[Dataset excerpts]
*****
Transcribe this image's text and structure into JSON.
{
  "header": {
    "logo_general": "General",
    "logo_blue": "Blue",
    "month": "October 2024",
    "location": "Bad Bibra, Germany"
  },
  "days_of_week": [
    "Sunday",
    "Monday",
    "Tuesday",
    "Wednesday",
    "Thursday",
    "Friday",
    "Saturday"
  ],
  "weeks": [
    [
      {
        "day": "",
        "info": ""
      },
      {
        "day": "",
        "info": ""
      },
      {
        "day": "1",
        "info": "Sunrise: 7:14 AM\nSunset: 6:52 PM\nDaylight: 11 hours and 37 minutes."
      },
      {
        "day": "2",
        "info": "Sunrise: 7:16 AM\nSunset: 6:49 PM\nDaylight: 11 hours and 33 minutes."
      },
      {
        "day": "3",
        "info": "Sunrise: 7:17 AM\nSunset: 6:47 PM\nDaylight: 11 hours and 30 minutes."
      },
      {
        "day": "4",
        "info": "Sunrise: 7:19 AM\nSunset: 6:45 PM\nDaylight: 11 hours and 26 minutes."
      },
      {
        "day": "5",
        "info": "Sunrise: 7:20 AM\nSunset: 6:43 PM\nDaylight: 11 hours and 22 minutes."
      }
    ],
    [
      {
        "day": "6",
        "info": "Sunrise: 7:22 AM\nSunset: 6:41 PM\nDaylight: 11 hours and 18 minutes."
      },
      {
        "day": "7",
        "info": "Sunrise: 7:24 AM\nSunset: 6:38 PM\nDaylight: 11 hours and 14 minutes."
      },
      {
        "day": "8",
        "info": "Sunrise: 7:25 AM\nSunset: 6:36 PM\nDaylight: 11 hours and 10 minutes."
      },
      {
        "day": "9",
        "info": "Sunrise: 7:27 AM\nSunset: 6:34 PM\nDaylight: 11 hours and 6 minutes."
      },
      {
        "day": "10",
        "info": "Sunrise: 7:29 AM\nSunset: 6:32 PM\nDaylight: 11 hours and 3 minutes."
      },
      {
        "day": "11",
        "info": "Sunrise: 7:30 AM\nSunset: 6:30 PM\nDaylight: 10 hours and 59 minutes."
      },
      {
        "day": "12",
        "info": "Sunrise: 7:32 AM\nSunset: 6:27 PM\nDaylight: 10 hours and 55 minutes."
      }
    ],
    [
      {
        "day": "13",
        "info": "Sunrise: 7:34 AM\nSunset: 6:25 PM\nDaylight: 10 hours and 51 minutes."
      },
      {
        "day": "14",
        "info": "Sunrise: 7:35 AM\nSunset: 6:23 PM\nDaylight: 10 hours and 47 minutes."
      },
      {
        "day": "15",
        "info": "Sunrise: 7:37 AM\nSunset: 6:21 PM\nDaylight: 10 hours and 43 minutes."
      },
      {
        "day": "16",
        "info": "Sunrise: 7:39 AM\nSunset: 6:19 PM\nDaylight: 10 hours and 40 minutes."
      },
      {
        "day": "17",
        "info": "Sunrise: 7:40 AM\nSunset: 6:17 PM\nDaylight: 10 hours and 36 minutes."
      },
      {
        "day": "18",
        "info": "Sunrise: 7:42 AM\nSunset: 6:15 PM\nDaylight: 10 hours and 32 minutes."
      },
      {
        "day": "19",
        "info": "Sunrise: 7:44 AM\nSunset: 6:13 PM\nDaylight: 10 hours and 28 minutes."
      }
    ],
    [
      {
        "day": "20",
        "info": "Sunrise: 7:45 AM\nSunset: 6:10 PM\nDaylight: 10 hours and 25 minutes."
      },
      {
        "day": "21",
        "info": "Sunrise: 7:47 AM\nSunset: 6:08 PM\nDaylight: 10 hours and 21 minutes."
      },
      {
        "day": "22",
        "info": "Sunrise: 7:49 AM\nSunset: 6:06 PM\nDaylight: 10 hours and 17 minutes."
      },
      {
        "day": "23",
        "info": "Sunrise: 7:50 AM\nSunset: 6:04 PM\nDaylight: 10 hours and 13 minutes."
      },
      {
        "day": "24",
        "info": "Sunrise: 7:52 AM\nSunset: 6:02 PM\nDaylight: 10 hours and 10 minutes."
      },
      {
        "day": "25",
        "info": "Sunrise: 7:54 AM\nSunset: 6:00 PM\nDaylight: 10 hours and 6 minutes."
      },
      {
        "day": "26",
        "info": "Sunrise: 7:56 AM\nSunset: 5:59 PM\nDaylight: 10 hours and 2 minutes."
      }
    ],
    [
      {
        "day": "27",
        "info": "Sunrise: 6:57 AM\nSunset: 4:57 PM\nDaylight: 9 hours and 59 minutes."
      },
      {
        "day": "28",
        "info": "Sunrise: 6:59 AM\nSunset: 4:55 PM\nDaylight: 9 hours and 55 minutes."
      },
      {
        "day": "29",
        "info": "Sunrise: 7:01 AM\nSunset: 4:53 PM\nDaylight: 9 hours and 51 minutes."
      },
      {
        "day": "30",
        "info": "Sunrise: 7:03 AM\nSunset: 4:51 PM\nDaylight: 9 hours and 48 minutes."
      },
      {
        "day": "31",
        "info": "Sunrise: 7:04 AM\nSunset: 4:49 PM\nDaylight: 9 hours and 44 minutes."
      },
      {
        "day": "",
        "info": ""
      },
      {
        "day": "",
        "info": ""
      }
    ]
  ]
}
*****
» What you should do
Repeat every line of the records above exactly.

» Output for this exercise
Transcribe this image's text and structure into JSON.
{
  "header": {
    "logo_general": "General",
    "logo_blue": "Blue",
    "month": "October 2024",
    "location": "Bad Bibra, Germany"
  },
  "days_of_week": [
    "Sunday",
    "Monday",
    "Tuesday",
    "Wednesday",
    "Thursday",
    "Friday",
    "Saturday"
  ],
  "weeks": [
    [
      {
        "day": "",
        "info": ""
      },
      {
        "day": "",
        "info": ""
      },
      {
        "day": "1",
        "info": "Sunrise: 7:14 AM\nSunset: 6:52 PM\nDaylight: 11 hours and 37 minutes."
      },
      {
        "day": "2",
        "info": "Sunrise: 7:16 AM\nSunset: 6:49 PM\nDaylight: 11 hours and 33 minutes."
      },
      {
        "day": "3",
        "info": "Sunrise: 7:17 AM\nSunset: 6:47 PM\nDaylight: 11 hours and 30 minutes."
      },
      {
        "day": "4",
        "info": "Sunrise: 7:19 AM\nSunset: 6:45 PM\nDaylight: 11 hours and 26 minutes."
      },
      {
        "day": "5",
        "info": "Sunrise: 7:20 AM\nSunset: 6:43 PM\nDaylight: 11 hours and 22 minutes."
      }
    ],
    [
      {
        "day": "6",
        "info": "Sunrise: 7:22 AM\nSunset: 6:41 PM\nDaylight: 11 hours and 18 minutes."
      },
      {
        "day": "7",
        "info": "Sunrise: 7:24 AM\nSunset: 6:38 PM\nDaylight: 11 hours and 14 minutes."
      },
      {
        "day": "8",
        "info": "Sunrise: 7:25 AM\nSunset: 6:36 PM\nDaylight: 11 hours and 10 minutes."
      },
      {
        "day": "9",
        "info": "Sunrise: 7:27 AM\nSunset: 6:34 PM\nDaylight: 11 hours and 6 minutes."
      },
      {
        "day": "10",
        "info": "Sunrise: 7:29 AM\nSunset: 6:32 PM\nDaylight: 11 hours and 3 minutes."
      },
      {
        "day": "11",
        "info": "Sunrise: 7:30 AM\nSunset: 6:30 PM\nDaylight: 10 hours and 59 minutes."
      },
      {
        "day": "12",
        "info": "Sunrise: 7:32 AM\nSunset: 6:27 PM\nDaylight: 10 hours and 55 minutes."
      }
    ],
    [
      {
        "day": "13",
        "info": "Sunrise: 7:34 AM\nSunset: 6:25 PM\nDaylight: 10 hours and 51 minutes."
      },
      {
        "day": "14",
        "info": "Sunrise: 7:35 AM\nSunset: 6:23 PM\nDaylight: 10 hours and 47 minutes."
      },
      {
        "day": "15",
        "info": "Sunrise: 7:37 AM\nSunset: 6:21 PM\nDaylight: 10 hours and 43 minutes."
      },
      {
        "day": "16",
        "info": "Sunrise: 7:39 AM\nSunset: 6:19 PM\nDaylight: 10 hours and 40 minutes."
      },
      {
        "day": "17",
        "info": "Sunrise: 7:40 AM\nSunset: 6:17 PM\nDaylight: 10 hours and 36 minutes."
      },
      {
        "day": "18",
        "info": "Sunrise: 7:42 AM\nSunset: 6:15 PM\nDaylight: 10 hours and 32 minutes."
      },
      {
        "day": "19",
        "info": "Sunrise: 7:44 AM\nSunset: 6:13 PM\nDaylight: 10 hours and 28 minutes."
      }
    ],
    [
      {
        "day": "20",
        "info": "Sunrise: 7:45 AM\nSunset: 6:10 PM\nDaylight: 10 hours and 25 minutes."
      },
      {
        "day": "21",
        "info": "Sunrise: 7:47 AM\nSunset: 6:08 PM\nDaylight: 10 hours and 21 minutes."
      },
      {
        "day": "22",
        "info": "Sunrise: 7:49 AM\nSunset: 6:06 PM\nDaylight: 10 hours and 17 minutes."
      },
      {
        "day": "23",
        "info": "Sunrise: 7:50 AM\nSunset: 6:04 PM\nDaylight: 10 hours and 13 minutes."
      },
      {
        "day": "24",
        "info": "Sunrise: 7:52 AM\nSunset: 6:02 PM\nDaylight: 10 hours and 10 minutes."
      },
      {
        "day": "25",
        "info": "Sunrise: 7:54 AM\nSunset: 6:00 PM\nDaylight: 10 hours and 6 minutes."
      },
      {
        "day": "26",
        "info": "Sunrise: 7:56 AM\nSunset: 5:59 PM\nDaylight: 10 hours and 2 minutes."
      }
    ],
    [
      {
        "day": "27",
        "info": "Sunrise: 6:57 AM\nSunset: 4:57 PM\nDaylight: 9 hours and 59 minutes."
      },
      {
        "day": "28",
        "info": "Sunrise: 6:59 AM\nSunset: 4:55 PM\nDaylight: 9 hours and 55 minutes."
      },
      {
        "day": "29",
        "info": "Sunrise: 7:01 AM\nSunset: 4:53 PM\nDaylight: 9 hours and 51 minutes."
      },
      {
        "day": "30",
        "info": "Sunrise: 7:03 AM\nSunset: 4:51 PM\nDaylight: 9 hours and 48 minutes."
      },
      {
        "day": "31",
        "info": "Sunrise: 7:04 AM\nSunset: 4:49 PM\nDaylight: 9 hours and 44 minutes."
      },
      {
        "day": "",
        "info": ""
      },
      {
        "day": "",
        "info": ""
      }
    ]
  ]
}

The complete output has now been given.